◆ Written instruction
Find each line with the word "Barton" and copy it.

==========

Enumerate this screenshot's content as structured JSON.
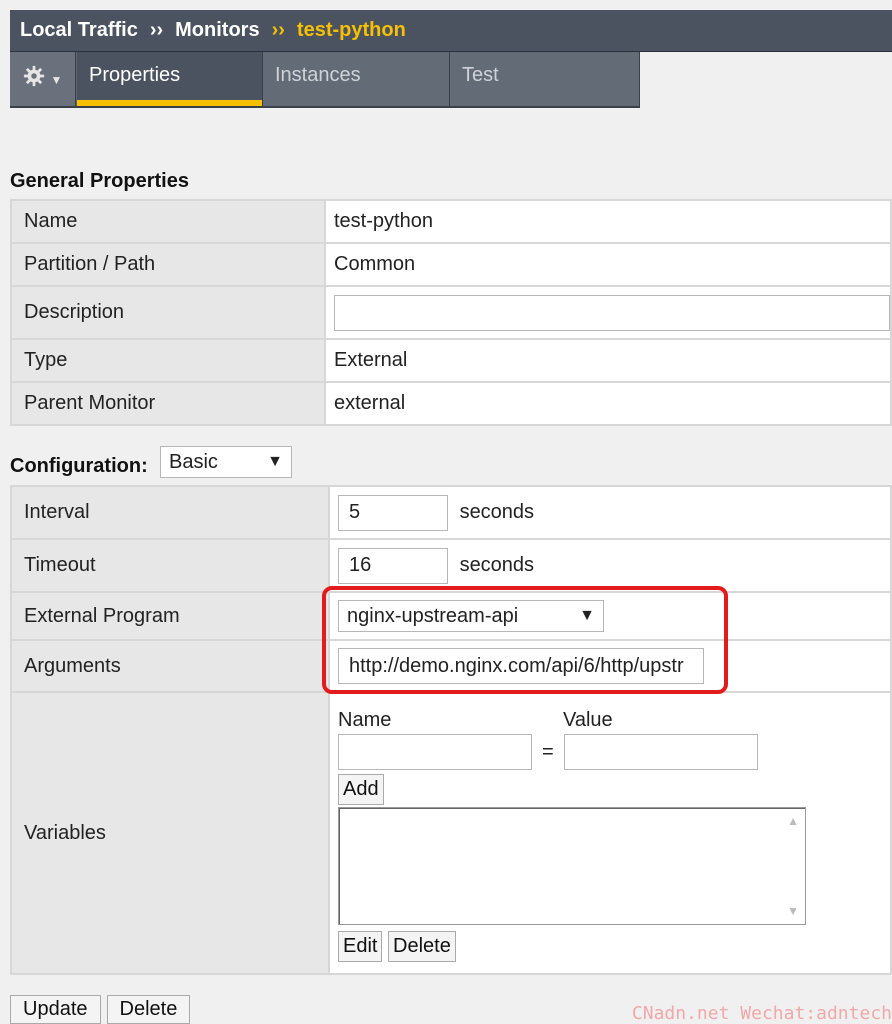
{
  "breadcrumb": {
    "part1": "Local Traffic",
    "sep": "››",
    "part2": "Monitors",
    "current": "test-python"
  },
  "tabs": {
    "properties": "Properties",
    "instances": "Instances",
    "test": "Test"
  },
  "general": {
    "title": "General Properties",
    "name_label": "Name",
    "name_value": "test-python",
    "partition_label": "Partition / Path",
    "partition_value": "Common",
    "description_label": "Description",
    "description_value": "",
    "type_label": "Type",
    "type_value": "External",
    "parent_label": "Parent Monitor",
    "parent_value": "external"
  },
  "configuration": {
    "title": "Configuration:",
    "mode": "Basic",
    "interval_label": "Interval",
    "interval_value": "5",
    "interval_unit": "seconds",
    "timeout_label": "Timeout",
    "timeout_value": "16",
    "timeout_unit": "seconds",
    "program_label": "External Program",
    "program_value": "nginx-upstream-api",
    "arguments_label": "Arguments",
    "arguments_value": "http://demo.nginx.com/api/6/http/upstr",
    "variables_label": "Variables",
    "var_name_header": "Name",
    "var_value_header": "Value",
    "equals": "=",
    "add_button": "Add",
    "edit_button": "Edit",
    "delete_button": "Delete"
  },
  "actions": {
    "update": "Update",
    "delete": "Delete"
  },
  "watermark": "CNadn.net Wechat:adntech",
  "colors": {
    "header_bg": "#4b5360",
    "accent": "#f7c000",
    "highlight": "#e21c1c"
  }
}
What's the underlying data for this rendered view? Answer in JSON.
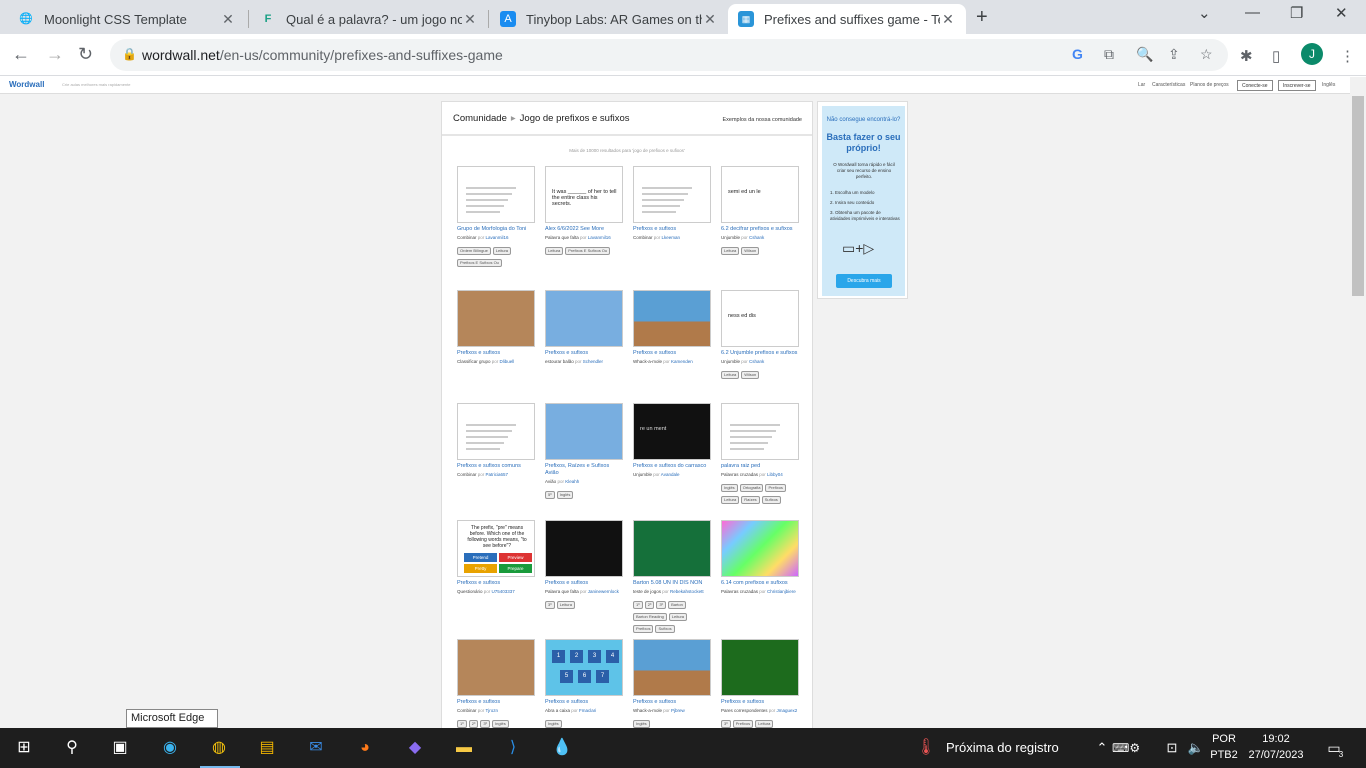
{
  "browser": {
    "tabs": [
      {
        "title": "Moonlight CSS Template",
        "active": false
      },
      {
        "title": "Qual é a palavra? - um jogo no Fi",
        "active": false
      },
      {
        "title": "Tinybop Labs: AR Games on the A",
        "active": false
      },
      {
        "title": "Prefixes and suffixes game - Teac",
        "active": true
      }
    ],
    "url_host": "wordwall.net",
    "url_path": "/en-us/community/prefixes-and-suffixes-game",
    "profile_initial": "J"
  },
  "site": {
    "logo": "Wordwall",
    "tagline": "Crie aulas melhores mais rapidamente",
    "nav": [
      "Lar",
      "Características",
      "Planos de preços"
    ],
    "login": "Conecte-se",
    "signup": "Inscrever-se",
    "language": "Inglês"
  },
  "main": {
    "crumb_home": "Comunidade",
    "crumb_current": "Jogo de prefixos e sufixos",
    "examples": "Exemplos da nossa comunidade",
    "results": "Mais de 10000 resultados para 'jogo de prefixos e sufixos'"
  },
  "cards": [
    {
      "title": "Grupo de Morfologia do Toni",
      "type": "Combinar",
      "author": "Lavanmil16",
      "tags": [
        "Ordem Bilíngue",
        "Leitura",
        "Prefixos E Sufixos Ou"
      ]
    },
    {
      "title": "Alex 6/6/2022 See More",
      "type": "Palavra que falta",
      "author": "Lavanmil16",
      "tags": [
        "Leitura",
        "Prefixos E Sufixos Ou"
      ],
      "thumb_text": "It was ______ of her to tell the entire class his secrets."
    },
    {
      "title": "Prefixos e sufixos",
      "type": "Combinar",
      "author": "Lkeeman",
      "tags": []
    },
    {
      "title": "6.2 decifrar prefixos e sufixos",
      "type": "Unjumble",
      "author": "Cshank",
      "tags": [
        "Leitura",
        "Wilson"
      ],
      "thumb_text": "semi ed un le"
    },
    {
      "title": "Prefixos e sufixos",
      "type": "Classificar grupo",
      "author": "Dlibuell",
      "tags": []
    },
    {
      "title": "Prefixos e sufixos",
      "type": "estourar balão",
      "author": "Schendler",
      "tags": []
    },
    {
      "title": "Prefixos e sufixos",
      "type": "Whack-a-mole",
      "author": "Kamenden",
      "tags": []
    },
    {
      "title": "6.2 Unjumble prefixos e sufixos",
      "type": "Unjumble",
      "author": "Cshank",
      "tags": [
        "Leitura",
        "Wilson"
      ],
      "thumb_text": "ness ed dis"
    },
    {
      "title": "Prefixos e sufixos comuns",
      "type": "Combinar",
      "author": "Patricia657",
      "tags": []
    },
    {
      "title": "Prefixos, Raízes e Sufixos Avião",
      "type": "Avião",
      "author": "Kleahh",
      "tags": [
        "5º",
        "Inglês"
      ]
    },
    {
      "title": "Prefixos e sufixos do carrasco",
      "type": "Unjumble",
      "author": "Avandale",
      "tags": [],
      "thumb_text": "re un ment"
    },
    {
      "title": "palavra raiz ped",
      "type": "Palavras cruzadas",
      "author": "Libby04",
      "tags": [
        "Inglês",
        "Ortografia",
        "Prefixos",
        "Leitura",
        "Raízes",
        "Sufixos"
      ]
    },
    {
      "title": "Prefixos e sufixos",
      "type": "Questionário",
      "author": "U75403337",
      "tags": [],
      "thumb_text": "The prefix, \"pre\" means before. Which one of the following words means, \"to see before\"?",
      "options": [
        "Pretend",
        "Preview",
        "Pretty",
        "Prepare"
      ]
    },
    {
      "title": "Prefixos e sufixos",
      "type": "Palavra que falta",
      "author": "Janinewernlock",
      "tags": [
        "3º",
        "Leitura"
      ]
    },
    {
      "title": "Barton 5.08 UN IN DIS NON",
      "type": "teste de jogos",
      "author": "Rebekahstockett",
      "tags": [
        "1º",
        "2º",
        "3º",
        "Barton",
        "Barton Reading",
        "Leitura",
        "Prefixos",
        "Sufixos"
      ]
    },
    {
      "title": "6.14 com prefixos e sufixos",
      "type": "Palavras cruzadas",
      "author": "Christianjbiere",
      "tags": []
    },
    {
      "title": "Prefixos e sufixos",
      "type": "Combinar",
      "author": "Tjrozn",
      "tags": [
        "1º",
        "2º",
        "3º",
        "Inglês"
      ]
    },
    {
      "title": "Prefixos e sufixos",
      "type": "Abra a caixa",
      "author": "Fmaclari",
      "tags": [
        "Inglês"
      ],
      "thumb_text": [
        "1",
        "2",
        "3",
        "4",
        "5",
        "6",
        "7"
      ]
    },
    {
      "title": "Prefixos e sufixos",
      "type": "Whack-a-mole",
      "author": "Pjbrew",
      "tags": [
        "Inglês"
      ]
    },
    {
      "title": "Prefixos e sufixos",
      "type": "Pares correspondentes",
      "author": "Jmaguex2",
      "tags": [
        "3º",
        "Prefixos",
        "Leitura"
      ]
    }
  ],
  "by_label": "por",
  "side": {
    "line1": "Não consegue encontrá-lo?",
    "line2": "Basta fazer o seu próprio!",
    "desc": "O Wordwall torna rápido e fácil criar seu recurso de ensino perfeito.",
    "steps": [
      "1. Escolha um modelo",
      "2. Insira seu conteúdo",
      "3. Obtenha um pacote de atividades imprimíveis e interativas"
    ],
    "button": "Descubra mais"
  },
  "tooltip": "Microsoft Edge",
  "taskbar": {
    "weather": "Próxima do registro",
    "lang1": "POR",
    "lang2": "PTB2",
    "time": "19:02",
    "date": "27/07/2023",
    "notif": "3"
  }
}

==========

◆ Correct output
      "title": "Barton 5.08 UN IN DIS NON",
        "Barton",
        "Barton Reading",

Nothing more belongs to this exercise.